--- BEGIN EXERCISE MATERIALS ---
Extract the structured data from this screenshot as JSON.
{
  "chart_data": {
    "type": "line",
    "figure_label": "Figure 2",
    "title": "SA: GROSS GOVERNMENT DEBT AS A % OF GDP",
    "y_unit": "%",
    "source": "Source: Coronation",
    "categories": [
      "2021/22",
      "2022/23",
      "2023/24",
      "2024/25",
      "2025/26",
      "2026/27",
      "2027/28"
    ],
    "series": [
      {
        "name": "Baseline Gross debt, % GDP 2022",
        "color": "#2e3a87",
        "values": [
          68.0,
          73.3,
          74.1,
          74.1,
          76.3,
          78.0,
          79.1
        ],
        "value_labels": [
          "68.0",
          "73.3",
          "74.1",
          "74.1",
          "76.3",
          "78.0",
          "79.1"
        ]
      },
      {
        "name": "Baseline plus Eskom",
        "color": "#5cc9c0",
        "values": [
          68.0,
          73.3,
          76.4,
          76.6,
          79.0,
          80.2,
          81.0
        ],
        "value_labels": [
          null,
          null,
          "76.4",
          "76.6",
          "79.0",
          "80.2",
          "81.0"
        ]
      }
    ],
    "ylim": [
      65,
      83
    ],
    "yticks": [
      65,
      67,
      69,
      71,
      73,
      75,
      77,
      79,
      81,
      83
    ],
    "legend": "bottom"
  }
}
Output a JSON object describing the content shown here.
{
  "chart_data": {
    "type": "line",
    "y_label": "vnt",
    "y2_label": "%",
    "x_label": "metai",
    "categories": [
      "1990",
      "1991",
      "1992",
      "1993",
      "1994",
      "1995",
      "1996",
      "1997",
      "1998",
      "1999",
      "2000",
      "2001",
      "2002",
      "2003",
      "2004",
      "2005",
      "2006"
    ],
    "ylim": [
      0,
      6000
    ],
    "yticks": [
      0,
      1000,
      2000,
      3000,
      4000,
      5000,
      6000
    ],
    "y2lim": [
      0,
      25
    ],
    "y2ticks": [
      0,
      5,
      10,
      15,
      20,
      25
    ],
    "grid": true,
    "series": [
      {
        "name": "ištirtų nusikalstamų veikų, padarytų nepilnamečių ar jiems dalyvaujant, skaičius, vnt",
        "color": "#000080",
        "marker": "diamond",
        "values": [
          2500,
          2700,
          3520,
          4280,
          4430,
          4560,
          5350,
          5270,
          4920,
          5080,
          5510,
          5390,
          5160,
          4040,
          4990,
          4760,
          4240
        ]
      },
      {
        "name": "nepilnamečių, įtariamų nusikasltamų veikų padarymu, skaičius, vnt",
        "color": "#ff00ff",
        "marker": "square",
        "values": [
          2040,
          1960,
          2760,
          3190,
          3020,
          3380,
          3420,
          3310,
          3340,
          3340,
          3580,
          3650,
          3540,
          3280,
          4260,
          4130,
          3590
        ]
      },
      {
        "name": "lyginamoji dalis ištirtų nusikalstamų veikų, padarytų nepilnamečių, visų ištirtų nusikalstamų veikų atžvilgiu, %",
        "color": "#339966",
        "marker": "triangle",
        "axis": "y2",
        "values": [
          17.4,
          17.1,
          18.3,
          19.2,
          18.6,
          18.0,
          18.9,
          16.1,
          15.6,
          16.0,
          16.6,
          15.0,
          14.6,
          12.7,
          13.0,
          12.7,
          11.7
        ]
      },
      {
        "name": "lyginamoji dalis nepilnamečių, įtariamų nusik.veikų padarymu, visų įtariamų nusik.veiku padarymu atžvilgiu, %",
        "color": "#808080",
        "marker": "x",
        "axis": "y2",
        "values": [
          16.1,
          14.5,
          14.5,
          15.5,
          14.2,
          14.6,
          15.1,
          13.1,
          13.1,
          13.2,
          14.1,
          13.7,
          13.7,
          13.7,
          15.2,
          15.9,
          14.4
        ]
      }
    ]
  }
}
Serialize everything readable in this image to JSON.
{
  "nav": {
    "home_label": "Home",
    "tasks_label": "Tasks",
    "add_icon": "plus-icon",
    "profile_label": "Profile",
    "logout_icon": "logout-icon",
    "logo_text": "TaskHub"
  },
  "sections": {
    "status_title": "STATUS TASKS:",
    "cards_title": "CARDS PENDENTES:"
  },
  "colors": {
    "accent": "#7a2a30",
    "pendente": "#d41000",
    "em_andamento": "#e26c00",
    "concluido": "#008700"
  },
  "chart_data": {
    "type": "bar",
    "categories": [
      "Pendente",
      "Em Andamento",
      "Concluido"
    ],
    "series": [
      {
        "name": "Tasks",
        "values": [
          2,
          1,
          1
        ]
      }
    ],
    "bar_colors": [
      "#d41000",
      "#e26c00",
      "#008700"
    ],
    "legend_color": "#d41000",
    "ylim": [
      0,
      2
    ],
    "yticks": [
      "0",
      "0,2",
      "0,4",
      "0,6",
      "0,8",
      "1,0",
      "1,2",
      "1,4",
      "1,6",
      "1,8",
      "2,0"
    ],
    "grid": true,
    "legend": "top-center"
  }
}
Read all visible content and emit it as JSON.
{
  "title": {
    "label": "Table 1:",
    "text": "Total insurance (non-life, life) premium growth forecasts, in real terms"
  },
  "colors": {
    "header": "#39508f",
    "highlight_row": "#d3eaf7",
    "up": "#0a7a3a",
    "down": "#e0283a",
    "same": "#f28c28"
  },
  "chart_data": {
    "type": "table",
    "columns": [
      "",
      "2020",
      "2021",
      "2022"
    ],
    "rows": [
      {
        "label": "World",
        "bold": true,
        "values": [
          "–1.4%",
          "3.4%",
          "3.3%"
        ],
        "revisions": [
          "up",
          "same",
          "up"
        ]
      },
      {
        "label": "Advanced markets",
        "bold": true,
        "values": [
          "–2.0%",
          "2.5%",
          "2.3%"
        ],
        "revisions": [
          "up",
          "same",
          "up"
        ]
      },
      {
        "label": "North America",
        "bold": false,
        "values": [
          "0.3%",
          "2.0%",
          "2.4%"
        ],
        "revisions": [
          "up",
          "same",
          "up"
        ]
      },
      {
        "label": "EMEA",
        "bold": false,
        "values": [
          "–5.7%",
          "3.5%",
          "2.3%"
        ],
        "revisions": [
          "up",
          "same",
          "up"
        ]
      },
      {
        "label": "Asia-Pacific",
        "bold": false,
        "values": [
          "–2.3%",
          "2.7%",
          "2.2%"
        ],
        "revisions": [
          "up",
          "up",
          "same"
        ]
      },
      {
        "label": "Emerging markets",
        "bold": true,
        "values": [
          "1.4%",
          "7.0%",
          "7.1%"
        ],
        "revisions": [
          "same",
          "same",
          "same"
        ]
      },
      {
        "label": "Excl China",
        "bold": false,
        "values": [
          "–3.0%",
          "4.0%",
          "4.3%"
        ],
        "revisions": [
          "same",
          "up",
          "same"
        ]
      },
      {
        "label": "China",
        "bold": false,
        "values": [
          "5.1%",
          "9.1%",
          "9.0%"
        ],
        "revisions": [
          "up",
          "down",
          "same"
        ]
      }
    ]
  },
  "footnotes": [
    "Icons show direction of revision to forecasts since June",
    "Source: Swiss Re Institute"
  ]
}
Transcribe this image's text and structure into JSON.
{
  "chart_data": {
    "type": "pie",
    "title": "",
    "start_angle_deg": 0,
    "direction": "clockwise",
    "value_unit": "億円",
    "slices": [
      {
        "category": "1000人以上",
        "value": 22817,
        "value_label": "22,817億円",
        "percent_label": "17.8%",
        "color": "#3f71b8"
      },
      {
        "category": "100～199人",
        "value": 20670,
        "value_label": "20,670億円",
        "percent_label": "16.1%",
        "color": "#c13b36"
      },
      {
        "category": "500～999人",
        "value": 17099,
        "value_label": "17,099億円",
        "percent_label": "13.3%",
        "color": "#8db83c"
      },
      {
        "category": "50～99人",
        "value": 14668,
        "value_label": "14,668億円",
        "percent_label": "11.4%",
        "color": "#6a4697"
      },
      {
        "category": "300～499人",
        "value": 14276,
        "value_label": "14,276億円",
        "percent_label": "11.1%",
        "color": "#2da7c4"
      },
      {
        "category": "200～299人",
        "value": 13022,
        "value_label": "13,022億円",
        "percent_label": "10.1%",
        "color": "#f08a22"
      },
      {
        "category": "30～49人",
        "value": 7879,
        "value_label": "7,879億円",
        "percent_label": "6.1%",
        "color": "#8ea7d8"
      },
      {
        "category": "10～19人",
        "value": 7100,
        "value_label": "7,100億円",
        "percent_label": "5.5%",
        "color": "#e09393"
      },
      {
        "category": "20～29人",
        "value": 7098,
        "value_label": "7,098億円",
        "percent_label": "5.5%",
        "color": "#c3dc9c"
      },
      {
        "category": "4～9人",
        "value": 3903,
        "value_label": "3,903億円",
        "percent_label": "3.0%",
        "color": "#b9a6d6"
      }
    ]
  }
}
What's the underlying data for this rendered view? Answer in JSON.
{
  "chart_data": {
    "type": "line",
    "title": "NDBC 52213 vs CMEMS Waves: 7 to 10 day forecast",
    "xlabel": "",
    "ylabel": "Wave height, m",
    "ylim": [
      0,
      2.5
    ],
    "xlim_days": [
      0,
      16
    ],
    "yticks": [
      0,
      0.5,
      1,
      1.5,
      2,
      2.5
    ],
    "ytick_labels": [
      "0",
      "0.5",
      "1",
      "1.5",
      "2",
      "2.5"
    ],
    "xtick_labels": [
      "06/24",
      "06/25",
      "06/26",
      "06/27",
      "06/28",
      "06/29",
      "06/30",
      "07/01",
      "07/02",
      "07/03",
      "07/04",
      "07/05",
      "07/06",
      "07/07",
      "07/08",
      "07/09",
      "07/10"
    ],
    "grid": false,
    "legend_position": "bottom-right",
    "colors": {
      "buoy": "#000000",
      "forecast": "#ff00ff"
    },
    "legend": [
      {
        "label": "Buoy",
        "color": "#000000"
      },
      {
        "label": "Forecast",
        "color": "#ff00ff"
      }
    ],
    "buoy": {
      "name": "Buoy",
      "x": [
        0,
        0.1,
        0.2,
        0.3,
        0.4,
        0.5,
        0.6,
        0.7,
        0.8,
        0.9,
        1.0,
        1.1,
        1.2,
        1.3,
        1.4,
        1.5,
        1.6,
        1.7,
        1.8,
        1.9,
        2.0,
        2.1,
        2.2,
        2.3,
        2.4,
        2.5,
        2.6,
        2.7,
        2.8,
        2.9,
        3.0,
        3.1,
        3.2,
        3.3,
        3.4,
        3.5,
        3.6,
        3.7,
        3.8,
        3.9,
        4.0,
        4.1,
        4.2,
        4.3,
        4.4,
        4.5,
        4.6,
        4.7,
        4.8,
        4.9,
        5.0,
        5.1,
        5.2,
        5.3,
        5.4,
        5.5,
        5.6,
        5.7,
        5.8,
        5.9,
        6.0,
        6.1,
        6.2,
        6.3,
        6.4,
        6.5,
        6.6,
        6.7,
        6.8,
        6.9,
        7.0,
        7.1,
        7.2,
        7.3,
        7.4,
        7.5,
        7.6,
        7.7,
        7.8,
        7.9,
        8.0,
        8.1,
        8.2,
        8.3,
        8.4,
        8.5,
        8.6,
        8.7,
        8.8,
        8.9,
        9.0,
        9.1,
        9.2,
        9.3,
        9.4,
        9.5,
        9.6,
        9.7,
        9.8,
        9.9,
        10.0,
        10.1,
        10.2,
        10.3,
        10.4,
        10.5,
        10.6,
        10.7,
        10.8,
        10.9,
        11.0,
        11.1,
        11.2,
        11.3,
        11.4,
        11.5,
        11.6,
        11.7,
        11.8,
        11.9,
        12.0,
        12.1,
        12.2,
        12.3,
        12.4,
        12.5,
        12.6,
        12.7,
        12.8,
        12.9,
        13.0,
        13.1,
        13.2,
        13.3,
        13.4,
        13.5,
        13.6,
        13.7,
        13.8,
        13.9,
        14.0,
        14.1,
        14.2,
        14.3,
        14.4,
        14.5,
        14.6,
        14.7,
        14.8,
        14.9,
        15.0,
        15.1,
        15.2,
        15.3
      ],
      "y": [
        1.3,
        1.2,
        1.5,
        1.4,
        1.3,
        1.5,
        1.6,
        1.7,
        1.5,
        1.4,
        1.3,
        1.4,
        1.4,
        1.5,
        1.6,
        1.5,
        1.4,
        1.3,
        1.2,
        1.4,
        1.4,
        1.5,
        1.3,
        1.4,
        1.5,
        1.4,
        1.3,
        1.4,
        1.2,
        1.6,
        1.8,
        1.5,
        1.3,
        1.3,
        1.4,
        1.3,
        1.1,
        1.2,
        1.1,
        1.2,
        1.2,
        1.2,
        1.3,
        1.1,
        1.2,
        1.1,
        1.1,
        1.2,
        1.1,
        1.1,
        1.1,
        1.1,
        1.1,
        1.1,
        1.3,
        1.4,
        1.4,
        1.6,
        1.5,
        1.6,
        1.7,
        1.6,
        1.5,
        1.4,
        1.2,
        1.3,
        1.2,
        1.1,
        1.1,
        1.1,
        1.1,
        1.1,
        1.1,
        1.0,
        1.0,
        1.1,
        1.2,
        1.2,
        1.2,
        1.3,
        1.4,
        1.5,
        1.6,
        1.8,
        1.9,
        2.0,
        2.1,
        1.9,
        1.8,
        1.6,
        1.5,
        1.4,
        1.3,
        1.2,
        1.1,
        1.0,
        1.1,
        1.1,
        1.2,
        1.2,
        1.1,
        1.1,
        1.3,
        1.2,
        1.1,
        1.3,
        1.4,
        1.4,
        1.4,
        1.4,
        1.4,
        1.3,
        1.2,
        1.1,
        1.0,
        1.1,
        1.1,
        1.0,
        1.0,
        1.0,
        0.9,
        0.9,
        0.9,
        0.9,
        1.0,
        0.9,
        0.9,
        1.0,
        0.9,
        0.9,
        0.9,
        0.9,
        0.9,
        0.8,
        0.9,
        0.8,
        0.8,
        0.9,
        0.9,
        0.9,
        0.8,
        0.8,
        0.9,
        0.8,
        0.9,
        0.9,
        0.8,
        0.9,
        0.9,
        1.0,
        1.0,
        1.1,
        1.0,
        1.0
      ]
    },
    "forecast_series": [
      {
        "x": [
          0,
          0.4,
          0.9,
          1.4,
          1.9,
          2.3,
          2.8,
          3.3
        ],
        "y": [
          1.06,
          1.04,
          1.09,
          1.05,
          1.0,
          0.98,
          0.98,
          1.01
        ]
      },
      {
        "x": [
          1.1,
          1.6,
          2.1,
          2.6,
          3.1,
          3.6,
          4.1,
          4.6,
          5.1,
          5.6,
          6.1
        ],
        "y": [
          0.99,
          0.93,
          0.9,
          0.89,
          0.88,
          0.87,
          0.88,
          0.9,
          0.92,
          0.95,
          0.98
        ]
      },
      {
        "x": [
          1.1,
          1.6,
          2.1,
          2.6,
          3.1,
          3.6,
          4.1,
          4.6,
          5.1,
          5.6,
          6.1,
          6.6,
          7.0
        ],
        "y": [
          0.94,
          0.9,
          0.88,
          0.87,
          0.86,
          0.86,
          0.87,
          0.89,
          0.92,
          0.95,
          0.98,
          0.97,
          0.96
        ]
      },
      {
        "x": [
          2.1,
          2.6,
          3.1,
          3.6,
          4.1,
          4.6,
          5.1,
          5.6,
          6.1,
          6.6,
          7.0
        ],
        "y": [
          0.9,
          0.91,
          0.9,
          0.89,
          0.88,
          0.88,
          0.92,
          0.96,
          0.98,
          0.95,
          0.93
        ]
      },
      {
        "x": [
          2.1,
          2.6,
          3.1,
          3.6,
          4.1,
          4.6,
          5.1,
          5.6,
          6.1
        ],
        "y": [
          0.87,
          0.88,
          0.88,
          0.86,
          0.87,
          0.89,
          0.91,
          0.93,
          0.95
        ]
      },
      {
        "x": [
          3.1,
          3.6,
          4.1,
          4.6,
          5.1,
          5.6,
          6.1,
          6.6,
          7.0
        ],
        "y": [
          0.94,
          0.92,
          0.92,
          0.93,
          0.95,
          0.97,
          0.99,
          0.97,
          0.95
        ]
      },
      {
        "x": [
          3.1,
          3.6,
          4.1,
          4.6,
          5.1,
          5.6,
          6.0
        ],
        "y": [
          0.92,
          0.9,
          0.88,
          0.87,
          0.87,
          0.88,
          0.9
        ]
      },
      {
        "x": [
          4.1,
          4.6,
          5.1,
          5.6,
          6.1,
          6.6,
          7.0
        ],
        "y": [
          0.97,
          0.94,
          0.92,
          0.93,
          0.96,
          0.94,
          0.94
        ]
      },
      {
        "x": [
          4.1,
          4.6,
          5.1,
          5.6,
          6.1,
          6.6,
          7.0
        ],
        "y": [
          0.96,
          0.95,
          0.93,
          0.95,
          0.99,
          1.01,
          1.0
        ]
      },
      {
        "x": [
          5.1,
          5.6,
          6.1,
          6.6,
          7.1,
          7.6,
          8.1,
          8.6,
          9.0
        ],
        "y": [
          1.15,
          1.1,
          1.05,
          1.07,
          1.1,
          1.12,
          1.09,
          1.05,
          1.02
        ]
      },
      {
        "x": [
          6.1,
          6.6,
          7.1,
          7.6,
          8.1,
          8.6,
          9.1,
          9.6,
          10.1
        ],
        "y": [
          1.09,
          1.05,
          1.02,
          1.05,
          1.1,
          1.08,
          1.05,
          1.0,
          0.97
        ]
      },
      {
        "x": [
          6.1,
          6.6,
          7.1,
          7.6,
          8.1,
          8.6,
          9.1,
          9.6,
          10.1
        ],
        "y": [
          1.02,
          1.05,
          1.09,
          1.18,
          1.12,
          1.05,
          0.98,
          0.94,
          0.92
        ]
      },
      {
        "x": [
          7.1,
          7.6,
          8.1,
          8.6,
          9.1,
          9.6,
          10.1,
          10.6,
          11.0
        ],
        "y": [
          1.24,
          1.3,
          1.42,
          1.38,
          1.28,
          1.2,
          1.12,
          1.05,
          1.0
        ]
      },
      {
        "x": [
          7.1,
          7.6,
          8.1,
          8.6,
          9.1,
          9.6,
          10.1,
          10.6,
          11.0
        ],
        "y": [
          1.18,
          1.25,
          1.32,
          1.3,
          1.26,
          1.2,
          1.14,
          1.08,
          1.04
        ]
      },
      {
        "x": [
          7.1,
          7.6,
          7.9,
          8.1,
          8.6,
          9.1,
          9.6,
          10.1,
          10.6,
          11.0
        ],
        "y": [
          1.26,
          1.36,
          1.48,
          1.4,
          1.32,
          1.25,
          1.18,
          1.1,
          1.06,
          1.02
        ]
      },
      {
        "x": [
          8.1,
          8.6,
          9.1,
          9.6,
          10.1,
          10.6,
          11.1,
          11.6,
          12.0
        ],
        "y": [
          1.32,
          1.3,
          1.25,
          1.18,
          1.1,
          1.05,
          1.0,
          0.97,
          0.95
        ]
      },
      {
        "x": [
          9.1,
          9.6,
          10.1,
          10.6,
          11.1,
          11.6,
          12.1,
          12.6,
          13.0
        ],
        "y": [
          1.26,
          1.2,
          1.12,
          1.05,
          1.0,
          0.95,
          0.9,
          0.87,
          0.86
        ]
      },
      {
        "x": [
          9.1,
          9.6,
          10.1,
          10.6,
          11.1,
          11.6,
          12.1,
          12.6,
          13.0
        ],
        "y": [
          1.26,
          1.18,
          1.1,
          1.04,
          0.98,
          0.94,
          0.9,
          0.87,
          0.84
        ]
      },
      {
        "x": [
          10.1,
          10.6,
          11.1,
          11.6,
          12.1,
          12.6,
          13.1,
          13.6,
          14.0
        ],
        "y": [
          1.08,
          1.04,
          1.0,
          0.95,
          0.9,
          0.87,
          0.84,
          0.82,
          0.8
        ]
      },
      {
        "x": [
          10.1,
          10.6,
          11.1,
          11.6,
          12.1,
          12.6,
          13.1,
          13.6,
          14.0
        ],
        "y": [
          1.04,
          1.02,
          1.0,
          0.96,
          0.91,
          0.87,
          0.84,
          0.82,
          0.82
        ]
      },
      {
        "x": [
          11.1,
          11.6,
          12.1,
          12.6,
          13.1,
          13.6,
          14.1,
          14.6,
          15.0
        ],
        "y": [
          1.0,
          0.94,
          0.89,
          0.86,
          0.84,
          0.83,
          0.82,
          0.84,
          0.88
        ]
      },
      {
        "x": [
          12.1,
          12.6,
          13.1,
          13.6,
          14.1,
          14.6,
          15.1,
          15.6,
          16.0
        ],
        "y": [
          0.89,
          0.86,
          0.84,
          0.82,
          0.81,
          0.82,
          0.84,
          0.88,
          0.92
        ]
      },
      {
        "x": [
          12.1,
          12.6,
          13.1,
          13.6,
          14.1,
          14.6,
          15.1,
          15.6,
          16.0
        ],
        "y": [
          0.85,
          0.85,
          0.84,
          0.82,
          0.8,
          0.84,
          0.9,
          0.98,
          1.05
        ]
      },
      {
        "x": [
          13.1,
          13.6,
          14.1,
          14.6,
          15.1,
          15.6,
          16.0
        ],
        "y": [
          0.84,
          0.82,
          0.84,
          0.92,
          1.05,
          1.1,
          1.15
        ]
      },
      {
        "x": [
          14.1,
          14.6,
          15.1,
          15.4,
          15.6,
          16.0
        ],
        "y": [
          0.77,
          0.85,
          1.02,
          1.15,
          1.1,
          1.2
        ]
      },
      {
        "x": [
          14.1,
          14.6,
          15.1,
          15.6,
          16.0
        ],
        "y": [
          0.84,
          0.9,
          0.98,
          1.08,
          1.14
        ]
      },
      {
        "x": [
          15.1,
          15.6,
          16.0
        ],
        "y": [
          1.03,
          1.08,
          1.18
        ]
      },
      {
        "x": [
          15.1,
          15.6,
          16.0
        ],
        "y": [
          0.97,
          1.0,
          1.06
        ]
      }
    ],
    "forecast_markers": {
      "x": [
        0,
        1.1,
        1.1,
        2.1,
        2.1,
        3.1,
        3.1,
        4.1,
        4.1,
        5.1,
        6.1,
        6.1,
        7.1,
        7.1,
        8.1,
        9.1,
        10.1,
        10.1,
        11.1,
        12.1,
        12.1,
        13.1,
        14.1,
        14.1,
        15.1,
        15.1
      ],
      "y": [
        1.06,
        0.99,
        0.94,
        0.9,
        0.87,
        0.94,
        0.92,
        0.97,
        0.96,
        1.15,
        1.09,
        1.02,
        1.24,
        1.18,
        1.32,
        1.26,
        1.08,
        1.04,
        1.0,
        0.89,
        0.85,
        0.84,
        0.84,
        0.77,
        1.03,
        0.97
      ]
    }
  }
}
--- END EXERCISE MATERIALS ---
* [TASK GOAL] List each line of the entries that holds the string "lyginamoji".

* [THE REPLY]
        "name": "lyginamoji dalis ištirtų nusikalstamų veikų, padarytų nepilnamečių, visų ištirtų nusikalstamų veikų atžvilgiu, %",
        "name": "lyginamoji dalis nepilnamečių, įtariamų nusik.veikų padarymu, visų įtariamų nusik.veiku padarymu atžvilgiu, %",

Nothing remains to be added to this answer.